======== Material for the task ========

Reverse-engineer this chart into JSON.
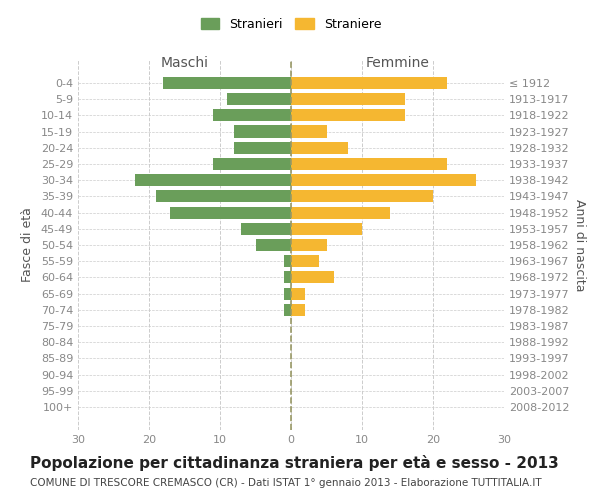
{
  "age_groups": [
    "0-4",
    "5-9",
    "10-14",
    "15-19",
    "20-24",
    "25-29",
    "30-34",
    "35-39",
    "40-44",
    "45-49",
    "50-54",
    "55-59",
    "60-64",
    "65-69",
    "70-74",
    "75-79",
    "80-84",
    "85-89",
    "90-94",
    "95-99",
    "100+"
  ],
  "birth_years": [
    "2008-2012",
    "2003-2007",
    "1998-2002",
    "1993-1997",
    "1988-1992",
    "1983-1987",
    "1978-1982",
    "1973-1977",
    "1968-1972",
    "1963-1967",
    "1958-1962",
    "1953-1957",
    "1948-1952",
    "1943-1947",
    "1938-1942",
    "1933-1937",
    "1928-1932",
    "1923-1927",
    "1918-1922",
    "1913-1917",
    "≤ 1912"
  ],
  "maschi": [
    18,
    9,
    11,
    8,
    8,
    11,
    22,
    19,
    17,
    7,
    5,
    1,
    1,
    1,
    1,
    0,
    0,
    0,
    0,
    0,
    0
  ],
  "femmine": [
    22,
    16,
    16,
    5,
    8,
    22,
    26,
    20,
    14,
    10,
    5,
    4,
    6,
    2,
    2,
    0,
    0,
    0,
    0,
    0,
    0
  ],
  "maschi_color": "#6a9e5a",
  "femmine_color": "#f5b731",
  "title": "Popolazione per cittadinanza straniera per età e sesso - 2013",
  "subtitle": "COMUNE DI TRESCORE CREMASCO (CR) - Dati ISTAT 1° gennaio 2013 - Elaborazione TUTTITALIA.IT",
  "xlabel_left": "Maschi",
  "xlabel_right": "Femmine",
  "ylabel_left": "Fasce di età",
  "ylabel_right": "Anni di nascita",
  "legend_maschi": "Stranieri",
  "legend_femmine": "Straniere",
  "xlim": 30,
  "background_color": "#ffffff",
  "grid_color": "#cccccc",
  "bar_height": 0.75,
  "title_fontsize": 11,
  "subtitle_fontsize": 7.5,
  "tick_color": "#888888",
  "label_color": "#555555"
}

========

- **Problem statement**: Return the full material word for word. Do not include the pictures.

- **Solution for this problem**:
Reverse-engineer this chart into JSON.
{
  "age_groups": [
    "0-4",
    "5-9",
    "10-14",
    "15-19",
    "20-24",
    "25-29",
    "30-34",
    "35-39",
    "40-44",
    "45-49",
    "50-54",
    "55-59",
    "60-64",
    "65-69",
    "70-74",
    "75-79",
    "80-84",
    "85-89",
    "90-94",
    "95-99",
    "100+"
  ],
  "birth_years": [
    "2008-2012",
    "2003-2007",
    "1998-2002",
    "1993-1997",
    "1988-1992",
    "1983-1987",
    "1978-1982",
    "1973-1977",
    "1968-1972",
    "1963-1967",
    "1958-1962",
    "1953-1957",
    "1948-1952",
    "1943-1947",
    "1938-1942",
    "1933-1937",
    "1928-1932",
    "1923-1927",
    "1918-1922",
    "1913-1917",
    "≤ 1912"
  ],
  "maschi": [
    18,
    9,
    11,
    8,
    8,
    11,
    22,
    19,
    17,
    7,
    5,
    1,
    1,
    1,
    1,
    0,
    0,
    0,
    0,
    0,
    0
  ],
  "femmine": [
    22,
    16,
    16,
    5,
    8,
    22,
    26,
    20,
    14,
    10,
    5,
    4,
    6,
    2,
    2,
    0,
    0,
    0,
    0,
    0,
    0
  ],
  "maschi_color": "#6a9e5a",
  "femmine_color": "#f5b731",
  "title": "Popolazione per cittadinanza straniera per età e sesso - 2013",
  "subtitle": "COMUNE DI TRESCORE CREMASCO (CR) - Dati ISTAT 1° gennaio 2013 - Elaborazione TUTTITALIA.IT",
  "xlabel_left": "Maschi",
  "xlabel_right": "Femmine",
  "ylabel_left": "Fasce di età",
  "ylabel_right": "Anni di nascita",
  "legend_maschi": "Stranieri",
  "legend_femmine": "Straniere",
  "xlim": 30,
  "background_color": "#ffffff",
  "grid_color": "#cccccc",
  "bar_height": 0.75,
  "title_fontsize": 11,
  "subtitle_fontsize": 7.5,
  "tick_color": "#888888",
  "label_color": "#555555"
}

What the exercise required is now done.